Extract provided:
((

Abstract:
Electric circuit breaker with means for adjusting the contacts comprising, for each electric phase, moving levers having main contacts and arc-breaking contacts co-operating with main contacts and arc-breaking contacts provided on a terminal bar there being provision for the levers loaded by springs to be supported by a crank pivoting about a pin and for the crank to be operationally connected to a link-rod articularly joined to an operating shaft and for each end of the operating shaft to have translatable and position-adjustable supports.

Description:
BACKGROUND OF THE INVENTION 
     The invention relates to an electric circuit breaker with means for adjusting the contacts, comprising for each electric phase moving levers having main contacts and arc-breaking contacts co-operating with main contacts and arc-breaking contacts provided on a terminal bar.

))

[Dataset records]

((

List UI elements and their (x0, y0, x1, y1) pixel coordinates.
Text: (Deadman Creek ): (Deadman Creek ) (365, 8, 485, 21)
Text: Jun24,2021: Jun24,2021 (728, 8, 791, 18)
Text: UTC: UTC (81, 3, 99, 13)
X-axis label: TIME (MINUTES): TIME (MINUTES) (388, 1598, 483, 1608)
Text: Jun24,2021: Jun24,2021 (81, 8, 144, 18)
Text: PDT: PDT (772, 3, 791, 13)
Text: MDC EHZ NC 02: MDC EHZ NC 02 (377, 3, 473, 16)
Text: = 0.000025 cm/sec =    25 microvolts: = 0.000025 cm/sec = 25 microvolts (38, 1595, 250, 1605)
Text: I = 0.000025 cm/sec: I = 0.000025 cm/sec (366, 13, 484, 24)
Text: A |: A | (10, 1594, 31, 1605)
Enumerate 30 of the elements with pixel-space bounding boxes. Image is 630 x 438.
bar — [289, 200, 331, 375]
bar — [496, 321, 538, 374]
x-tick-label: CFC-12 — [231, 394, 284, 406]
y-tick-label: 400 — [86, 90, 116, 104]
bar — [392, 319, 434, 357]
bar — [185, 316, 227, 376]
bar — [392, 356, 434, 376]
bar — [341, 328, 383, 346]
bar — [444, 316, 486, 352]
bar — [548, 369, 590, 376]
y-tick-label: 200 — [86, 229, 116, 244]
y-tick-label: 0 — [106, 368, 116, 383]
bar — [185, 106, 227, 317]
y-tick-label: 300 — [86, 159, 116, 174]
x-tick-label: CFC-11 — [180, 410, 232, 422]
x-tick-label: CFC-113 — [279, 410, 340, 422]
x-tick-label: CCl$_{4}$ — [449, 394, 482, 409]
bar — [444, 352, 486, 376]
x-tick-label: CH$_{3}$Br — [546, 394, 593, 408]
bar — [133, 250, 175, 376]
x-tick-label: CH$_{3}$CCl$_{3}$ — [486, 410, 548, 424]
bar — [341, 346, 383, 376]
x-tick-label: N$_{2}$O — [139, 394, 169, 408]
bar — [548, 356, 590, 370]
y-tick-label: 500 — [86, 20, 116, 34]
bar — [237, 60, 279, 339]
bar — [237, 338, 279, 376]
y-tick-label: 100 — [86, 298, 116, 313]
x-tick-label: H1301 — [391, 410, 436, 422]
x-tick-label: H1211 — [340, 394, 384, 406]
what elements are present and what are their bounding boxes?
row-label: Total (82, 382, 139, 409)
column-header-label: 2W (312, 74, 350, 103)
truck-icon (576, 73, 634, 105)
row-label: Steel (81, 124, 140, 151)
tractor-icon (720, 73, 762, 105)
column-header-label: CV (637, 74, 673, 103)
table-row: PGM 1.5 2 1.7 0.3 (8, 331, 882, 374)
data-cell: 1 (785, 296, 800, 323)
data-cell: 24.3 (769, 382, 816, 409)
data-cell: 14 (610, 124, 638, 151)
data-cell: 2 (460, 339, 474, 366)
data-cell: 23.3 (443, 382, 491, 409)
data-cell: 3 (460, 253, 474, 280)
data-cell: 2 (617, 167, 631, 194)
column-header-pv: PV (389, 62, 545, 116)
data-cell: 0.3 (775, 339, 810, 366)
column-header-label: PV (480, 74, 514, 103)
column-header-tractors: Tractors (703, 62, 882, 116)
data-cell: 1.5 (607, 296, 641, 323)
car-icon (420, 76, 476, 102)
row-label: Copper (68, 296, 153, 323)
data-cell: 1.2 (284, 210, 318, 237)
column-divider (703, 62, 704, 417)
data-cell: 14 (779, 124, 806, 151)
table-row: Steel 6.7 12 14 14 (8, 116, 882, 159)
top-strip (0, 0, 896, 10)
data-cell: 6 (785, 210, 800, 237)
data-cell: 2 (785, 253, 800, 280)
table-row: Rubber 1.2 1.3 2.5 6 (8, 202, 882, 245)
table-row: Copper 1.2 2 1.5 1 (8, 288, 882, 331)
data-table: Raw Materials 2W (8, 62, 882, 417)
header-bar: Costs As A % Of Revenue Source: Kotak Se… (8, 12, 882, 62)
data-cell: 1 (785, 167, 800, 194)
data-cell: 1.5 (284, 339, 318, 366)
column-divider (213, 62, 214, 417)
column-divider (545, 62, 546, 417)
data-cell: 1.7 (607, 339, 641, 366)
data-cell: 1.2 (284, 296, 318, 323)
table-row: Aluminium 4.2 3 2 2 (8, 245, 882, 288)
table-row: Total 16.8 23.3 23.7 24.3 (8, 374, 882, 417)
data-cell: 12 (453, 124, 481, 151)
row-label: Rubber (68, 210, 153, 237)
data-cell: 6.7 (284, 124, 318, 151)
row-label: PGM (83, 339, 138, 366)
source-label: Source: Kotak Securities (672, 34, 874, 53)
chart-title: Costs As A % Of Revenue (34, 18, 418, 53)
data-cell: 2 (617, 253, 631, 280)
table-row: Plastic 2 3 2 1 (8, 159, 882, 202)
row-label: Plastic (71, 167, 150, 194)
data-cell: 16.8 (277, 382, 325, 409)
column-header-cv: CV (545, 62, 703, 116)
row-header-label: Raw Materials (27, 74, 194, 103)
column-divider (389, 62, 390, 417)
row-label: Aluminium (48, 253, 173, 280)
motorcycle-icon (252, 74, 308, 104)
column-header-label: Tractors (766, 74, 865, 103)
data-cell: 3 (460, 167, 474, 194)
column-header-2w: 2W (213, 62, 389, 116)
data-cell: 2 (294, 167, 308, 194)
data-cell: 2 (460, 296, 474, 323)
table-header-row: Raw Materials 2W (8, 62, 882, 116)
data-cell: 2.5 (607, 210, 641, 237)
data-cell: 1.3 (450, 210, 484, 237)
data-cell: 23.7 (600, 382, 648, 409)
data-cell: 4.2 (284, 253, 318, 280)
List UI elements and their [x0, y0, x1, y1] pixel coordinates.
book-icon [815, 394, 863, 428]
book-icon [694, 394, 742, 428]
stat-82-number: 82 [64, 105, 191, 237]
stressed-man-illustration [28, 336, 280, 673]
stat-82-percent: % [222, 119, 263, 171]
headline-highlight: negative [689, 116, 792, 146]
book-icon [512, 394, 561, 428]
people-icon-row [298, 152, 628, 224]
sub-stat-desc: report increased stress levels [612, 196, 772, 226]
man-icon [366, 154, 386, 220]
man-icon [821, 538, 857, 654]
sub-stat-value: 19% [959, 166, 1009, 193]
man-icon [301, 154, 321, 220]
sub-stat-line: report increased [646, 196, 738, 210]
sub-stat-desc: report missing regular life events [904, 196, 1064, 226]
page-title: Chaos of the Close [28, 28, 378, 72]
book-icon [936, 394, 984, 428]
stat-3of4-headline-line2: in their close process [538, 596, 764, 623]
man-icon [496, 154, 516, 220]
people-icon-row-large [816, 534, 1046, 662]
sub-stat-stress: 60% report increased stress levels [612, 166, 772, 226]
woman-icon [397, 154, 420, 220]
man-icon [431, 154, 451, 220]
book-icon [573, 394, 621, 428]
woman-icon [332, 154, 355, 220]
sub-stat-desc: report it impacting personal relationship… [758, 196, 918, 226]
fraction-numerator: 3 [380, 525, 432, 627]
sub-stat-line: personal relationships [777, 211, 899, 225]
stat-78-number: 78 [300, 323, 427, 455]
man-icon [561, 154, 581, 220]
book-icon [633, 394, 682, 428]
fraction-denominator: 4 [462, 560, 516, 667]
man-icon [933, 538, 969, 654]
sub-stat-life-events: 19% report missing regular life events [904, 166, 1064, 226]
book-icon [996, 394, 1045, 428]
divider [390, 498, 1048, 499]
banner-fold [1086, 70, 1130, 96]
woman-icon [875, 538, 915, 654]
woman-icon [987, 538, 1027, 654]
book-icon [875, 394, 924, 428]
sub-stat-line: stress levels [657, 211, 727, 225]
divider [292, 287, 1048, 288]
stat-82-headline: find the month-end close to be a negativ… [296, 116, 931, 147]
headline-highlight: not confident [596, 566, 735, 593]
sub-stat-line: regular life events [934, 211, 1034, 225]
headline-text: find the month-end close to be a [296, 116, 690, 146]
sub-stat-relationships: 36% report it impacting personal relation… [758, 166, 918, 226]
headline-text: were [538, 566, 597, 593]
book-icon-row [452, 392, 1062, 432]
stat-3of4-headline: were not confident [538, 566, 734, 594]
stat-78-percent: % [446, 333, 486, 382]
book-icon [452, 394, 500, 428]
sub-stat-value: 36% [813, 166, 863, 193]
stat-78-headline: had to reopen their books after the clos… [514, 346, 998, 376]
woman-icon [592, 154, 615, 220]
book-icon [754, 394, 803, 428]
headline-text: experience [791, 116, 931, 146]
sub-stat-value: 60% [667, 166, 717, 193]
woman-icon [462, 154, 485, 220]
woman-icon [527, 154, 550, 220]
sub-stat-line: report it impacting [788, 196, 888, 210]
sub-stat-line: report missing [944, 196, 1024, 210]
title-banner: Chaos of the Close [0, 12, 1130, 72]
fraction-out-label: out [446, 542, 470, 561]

))

Given request:
Answer these questions about the circuit breaker patent text:
(a) In the abstract, what supports the spring-loaded levers?
(b) In the abstract, what does each end of the operating shaft have?
(c) In the background section, what does the invention relate to?

Result:
(a) A crank pivoting about a pin supports them.
(b) Each end has translatable and position-adjustable supports.
(c) It relates to an electric circuit breaker with means for adjusting the contacts.